CORTE DI CASSAZIONE, sezione penale, sentenza n. 35719 depositata il 14 dicembre 2020

Reati tributari – IVA – Dichiarazione fraudolenta – Compensazione indebita di crediti non spettanti o inesistenti – Sequestro preventivo – Profitto del reato

Ritenuto in fatto

1. Con ordinanza del 20 febbraio 2020, il Tribunale di Torino, sezione del riesame, adito ai sensi dell’art. 322 cod. proc. pen. avverso il provvedimento con cui il gip del medesimo tribunale aveva disposto il sequestro preventivo anche per equivalente, di somme di denaro in relazione ai reati ex artt. 110 c.p., 3  e 10 quater del Dlgs. 74/2000, confermava l’ordinanza impugnata.

2. Avverso la pronuncia del tribunale della cautela, con riferimento al sequestro disposto, propone ricorso per cassazione O.C., mediante il proprio difensore, deducendo tre motivi di impugnazione.

Dati forniti:
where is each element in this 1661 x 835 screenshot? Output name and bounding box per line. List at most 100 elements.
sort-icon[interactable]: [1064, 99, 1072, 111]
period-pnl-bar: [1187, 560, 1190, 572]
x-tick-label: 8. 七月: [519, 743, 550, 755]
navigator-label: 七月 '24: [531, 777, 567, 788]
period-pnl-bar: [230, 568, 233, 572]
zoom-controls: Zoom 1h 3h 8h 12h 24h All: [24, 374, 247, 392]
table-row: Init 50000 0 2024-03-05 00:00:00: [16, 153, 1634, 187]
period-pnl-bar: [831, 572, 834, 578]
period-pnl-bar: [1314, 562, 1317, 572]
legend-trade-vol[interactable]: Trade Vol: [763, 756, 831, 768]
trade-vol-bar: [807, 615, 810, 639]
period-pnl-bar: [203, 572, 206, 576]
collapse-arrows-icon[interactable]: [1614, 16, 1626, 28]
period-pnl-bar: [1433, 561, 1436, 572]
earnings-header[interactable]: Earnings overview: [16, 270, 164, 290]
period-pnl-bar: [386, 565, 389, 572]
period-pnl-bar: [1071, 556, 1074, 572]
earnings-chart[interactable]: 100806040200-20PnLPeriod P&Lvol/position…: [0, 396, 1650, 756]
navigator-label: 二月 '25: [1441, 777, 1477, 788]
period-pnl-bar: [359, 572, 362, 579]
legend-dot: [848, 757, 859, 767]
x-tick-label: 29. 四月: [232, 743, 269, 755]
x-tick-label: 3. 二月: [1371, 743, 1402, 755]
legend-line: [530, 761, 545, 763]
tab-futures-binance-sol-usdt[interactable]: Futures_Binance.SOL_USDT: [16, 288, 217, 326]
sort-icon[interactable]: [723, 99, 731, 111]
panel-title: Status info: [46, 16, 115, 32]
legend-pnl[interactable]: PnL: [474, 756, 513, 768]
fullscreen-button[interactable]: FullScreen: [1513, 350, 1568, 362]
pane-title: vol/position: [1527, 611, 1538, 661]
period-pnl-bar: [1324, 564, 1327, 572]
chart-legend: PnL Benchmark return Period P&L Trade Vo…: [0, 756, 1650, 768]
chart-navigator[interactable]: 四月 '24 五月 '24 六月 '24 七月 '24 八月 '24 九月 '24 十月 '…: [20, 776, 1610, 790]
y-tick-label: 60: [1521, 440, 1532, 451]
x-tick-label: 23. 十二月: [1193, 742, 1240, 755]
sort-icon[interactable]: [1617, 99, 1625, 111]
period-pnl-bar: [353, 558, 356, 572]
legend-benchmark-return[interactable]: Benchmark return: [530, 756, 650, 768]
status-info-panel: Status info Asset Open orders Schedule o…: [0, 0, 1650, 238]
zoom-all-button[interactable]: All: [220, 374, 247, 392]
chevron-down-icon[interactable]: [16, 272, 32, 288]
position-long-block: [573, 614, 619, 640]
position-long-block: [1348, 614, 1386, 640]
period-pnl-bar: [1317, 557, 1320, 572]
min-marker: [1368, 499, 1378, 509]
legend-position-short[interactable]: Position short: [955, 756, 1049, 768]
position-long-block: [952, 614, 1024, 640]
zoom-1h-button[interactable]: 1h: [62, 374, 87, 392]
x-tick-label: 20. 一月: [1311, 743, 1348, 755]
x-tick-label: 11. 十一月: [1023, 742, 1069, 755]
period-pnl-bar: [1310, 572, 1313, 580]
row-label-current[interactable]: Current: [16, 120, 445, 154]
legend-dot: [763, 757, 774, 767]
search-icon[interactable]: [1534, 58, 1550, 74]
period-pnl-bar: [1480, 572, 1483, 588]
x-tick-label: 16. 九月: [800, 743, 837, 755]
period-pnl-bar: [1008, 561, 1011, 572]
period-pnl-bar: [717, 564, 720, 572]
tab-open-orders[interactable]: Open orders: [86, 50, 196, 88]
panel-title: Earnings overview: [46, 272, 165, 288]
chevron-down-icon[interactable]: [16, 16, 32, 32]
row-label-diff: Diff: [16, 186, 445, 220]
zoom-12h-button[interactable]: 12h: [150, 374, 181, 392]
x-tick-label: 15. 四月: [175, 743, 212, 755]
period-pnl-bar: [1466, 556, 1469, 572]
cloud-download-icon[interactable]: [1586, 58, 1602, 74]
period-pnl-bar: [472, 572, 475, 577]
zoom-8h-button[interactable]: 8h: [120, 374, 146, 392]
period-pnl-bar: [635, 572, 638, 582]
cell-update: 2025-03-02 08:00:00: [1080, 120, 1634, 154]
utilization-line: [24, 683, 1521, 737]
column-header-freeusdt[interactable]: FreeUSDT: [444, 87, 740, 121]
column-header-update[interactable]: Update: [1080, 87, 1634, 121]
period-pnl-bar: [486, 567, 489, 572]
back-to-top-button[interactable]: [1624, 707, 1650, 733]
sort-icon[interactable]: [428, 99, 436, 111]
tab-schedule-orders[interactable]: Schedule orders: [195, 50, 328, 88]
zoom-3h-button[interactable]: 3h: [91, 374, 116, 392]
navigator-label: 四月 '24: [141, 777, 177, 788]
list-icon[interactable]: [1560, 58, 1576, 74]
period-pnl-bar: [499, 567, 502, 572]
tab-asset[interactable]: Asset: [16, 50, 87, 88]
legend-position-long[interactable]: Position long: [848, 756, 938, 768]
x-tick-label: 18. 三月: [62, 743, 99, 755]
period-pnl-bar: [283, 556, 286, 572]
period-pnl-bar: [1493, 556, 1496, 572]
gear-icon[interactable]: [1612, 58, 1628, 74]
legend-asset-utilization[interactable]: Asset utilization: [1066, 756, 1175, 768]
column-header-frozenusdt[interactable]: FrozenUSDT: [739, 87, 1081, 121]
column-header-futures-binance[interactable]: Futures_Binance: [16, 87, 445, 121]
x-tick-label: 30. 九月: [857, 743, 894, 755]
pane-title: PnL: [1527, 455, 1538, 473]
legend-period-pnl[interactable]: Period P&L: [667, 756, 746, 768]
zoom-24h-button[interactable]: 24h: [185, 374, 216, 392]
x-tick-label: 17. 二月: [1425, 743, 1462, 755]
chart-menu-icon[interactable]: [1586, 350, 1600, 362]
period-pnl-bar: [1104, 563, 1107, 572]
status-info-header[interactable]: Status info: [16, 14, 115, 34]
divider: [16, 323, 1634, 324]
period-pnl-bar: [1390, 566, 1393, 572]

Consegne:
**A.** Rispondi alle seguenti domande sul testo selezionato, una per riga:
(i) In quale data è stata depositata la sentenza?
(ii) Quale tribunale, e in quale sezione, ha emesso l'ordinanza del 20 febbraio 2020?
(iii) Quanti motivi di impugnazione deduce O.C. nel ricorso per cassazione?
**B.** Elenca tutte le voci, separate da trattini, della riga del testo selezionato che comincia con «Reati tributari».

Soluzioni:
**A.**
(i) Il 14 dicembre 2020.
(ii) Il Tribunale di Torino, sezione del riesame.
(iii) Tre motivi.

**B.**
- Reati tributari
- IVA
- Dichiarazione fraudolenta
- Compensazione indebita di crediti non spettanti o inesistenti
- Sequestro preventivo
- Profitto del reato